%%

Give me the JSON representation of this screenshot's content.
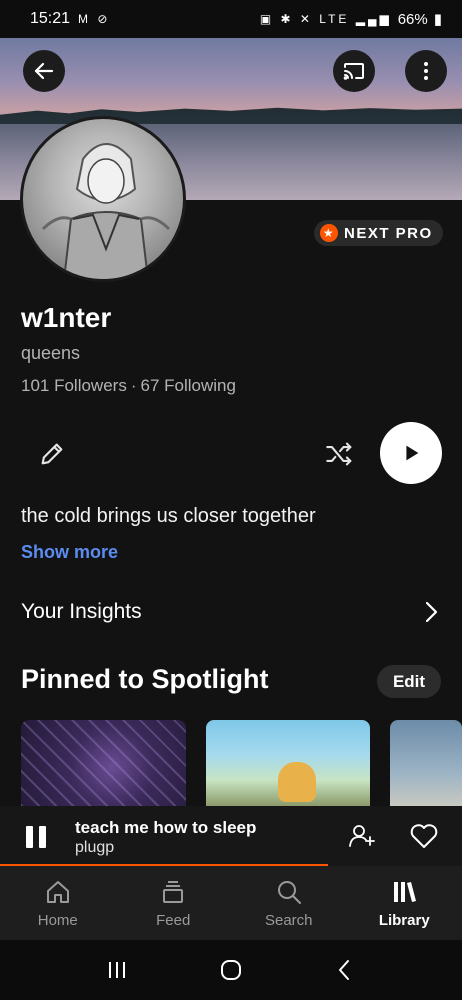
{
  "status_bar": {
    "time": "15:21",
    "battery": "66%",
    "left_icons": "M ⊘",
    "right_icons": "▣ ✱ ✕ LTE ▂▄▆"
  },
  "header": {
    "back_icon": "arrow-left-icon",
    "cast_icon": "cast-icon",
    "more_icon": "more-vertical-icon"
  },
  "profile": {
    "badge": "NEXT PRO",
    "username": "w1nter",
    "location": "queens",
    "followers": "101 Followers",
    "separator": "·",
    "following": "67 Following",
    "bio": "the cold brings us closer together",
    "show_more": "Show more"
  },
  "insights": {
    "label": "Your Insights"
  },
  "spotlight": {
    "title": "Pinned to Spotlight",
    "edit_label": "Edit"
  },
  "mini_player": {
    "track_title": "teach me how to sleep",
    "artist": "plugp",
    "progress": 0.71
  },
  "tabs": [
    {
      "label": "Home",
      "icon": "home-icon"
    },
    {
      "label": "Feed",
      "icon": "feed-icon"
    },
    {
      "label": "Search",
      "icon": "search-icon"
    },
    {
      "label": "Library",
      "icon": "library-icon"
    }
  ],
  "colors": {
    "accent": "#ff5500",
    "link": "#5b8cf0",
    "background": "#121212"
  }
}
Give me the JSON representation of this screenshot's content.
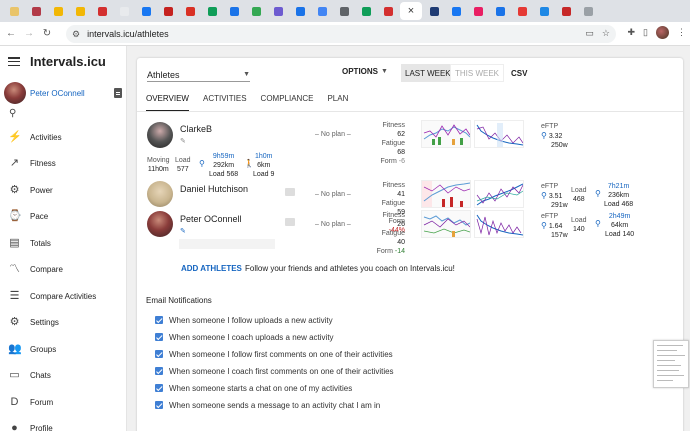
{
  "browser": {
    "url": "intervals.icu/athletes",
    "tab_colors": [
      "#e9c46a",
      "#b23a48",
      "#f2b705",
      "#f2b705",
      "#d32f2f",
      "#e8eaed",
      "#1877f2",
      "#c5221f",
      "#d93025",
      "#0f9d58",
      "#1a73e8",
      "#34a853",
      "#6d5bd0",
      "#1a73e8",
      "#4285f4",
      "#5f6368",
      "#0f9d58",
      "#d32f2f",
      "#1f3b73",
      "#1877f2",
      "#e91e63",
      "#1a73e8",
      "#e53935",
      "#1e88e5",
      "#c62828",
      "#9aa0a6"
    ],
    "close_glyph": "×"
  },
  "app": {
    "title": "Intervals.icu",
    "user_name": "Peter OConnell"
  },
  "nav": [
    {
      "label": "Activities",
      "icon": "activities-icon",
      "glyph": "⚡"
    },
    {
      "label": "Fitness",
      "icon": "trend-icon",
      "glyph": "↗"
    },
    {
      "label": "Power",
      "icon": "power-icon",
      "glyph": "⚙"
    },
    {
      "label": "Pace",
      "icon": "watch-icon",
      "glyph": "⌚"
    },
    {
      "label": "Totals",
      "icon": "totals-icon",
      "glyph": "▤"
    },
    {
      "label": "Compare",
      "icon": "compare-icon",
      "glyph": "〽"
    },
    {
      "label": "Compare Activities",
      "icon": "compare-list-icon",
      "glyph": "☰"
    },
    {
      "label": "Settings",
      "icon": "gear-icon",
      "glyph": "⚙"
    },
    {
      "label": "Groups",
      "icon": "groups-icon",
      "glyph": "👥"
    },
    {
      "label": "Chats",
      "icon": "chat-icon",
      "glyph": "▭"
    },
    {
      "label": "Forum",
      "icon": "forum-icon",
      "glyph": "D"
    },
    {
      "label": "Profile",
      "icon": "profile-icon",
      "glyph": "●"
    }
  ],
  "header": {
    "select_value": "Athletes",
    "options_label": "OPTIONS",
    "last_week": "LAST WEEK",
    "this_week": "THIS WEEK",
    "csv": "CSV"
  },
  "tabs": [
    "OVERVIEW",
    "ACTIVITIES",
    "COMPLIANCE",
    "PLAN"
  ],
  "athletes": [
    {
      "name": "ClarkeB",
      "plan": "– No plan –",
      "fitness_label": "Fitness",
      "fitness": "62",
      "fatigue_label": "Fatigue",
      "fatigue": "68",
      "form_label": "Form",
      "form": "-6",
      "eftp_label": "eFTP",
      "eftp_1": "3.32",
      "eftp_2": "250w",
      "moving_label": "Moving",
      "moving": "11h0m",
      "load_label": "Load",
      "load": "577",
      "ride_time": "9h59m",
      "ride_dist": "292km",
      "ride_load": "Load 568",
      "walk_time": "1h0m",
      "walk_dist": "6km",
      "walk_load": "Load 9"
    },
    {
      "name": "Daniel Hutchison",
      "plan": "– No plan –",
      "fitness_label": "Fitness",
      "fitness": "41",
      "fatigue_label": "Fatigue",
      "fatigue": "59",
      "form_label": "Form",
      "form": "-44%",
      "eftp_label": "eFTP",
      "eftp_1": "3.51",
      "eftp_2": "291w",
      "load_label": "Load",
      "load": "468",
      "ride_time": "7h21m",
      "ride_dist": "236km",
      "ride_load": "Load 468"
    },
    {
      "name": "Peter OConnell",
      "plan": "– No plan –",
      "fitness_label": "Fitness",
      "fitness": "26",
      "fatigue_label": "Fatigue",
      "fatigue": "40",
      "form_label": "Form",
      "form": "-14",
      "eftp_label": "eFTP",
      "eftp_1": "1.64",
      "eftp_2": "157w",
      "load_label": "Load",
      "load": "140",
      "ride_time": "2h49m",
      "ride_dist": "64km",
      "ride_load": "Load 140"
    }
  ],
  "add_athletes": "ADD ATHLETES",
  "follow_text": "Follow your friends and athletes you coach on Intervals.icu!",
  "email": {
    "heading": "Email Notifications",
    "items": [
      "When someone I follow uploads a new activity",
      "When someone I coach uploads a new activity",
      "When someone I follow first comments on one of their activities",
      "When someone I coach first comments on one of their activities",
      "When someone starts a chat on one of my activities",
      "When someone sends a message to an activity chat I am in"
    ]
  }
}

%%

● **Task description**:
Check each line of the entries for the string "coach". Copy the lines that have it.

● **Answer below**:
  "follow_text": "Follow your friends and athletes you coach on Intervals.icu!",
      "When someone I coach uploads a new activity",
      "When someone I coach first comments on one of their activities",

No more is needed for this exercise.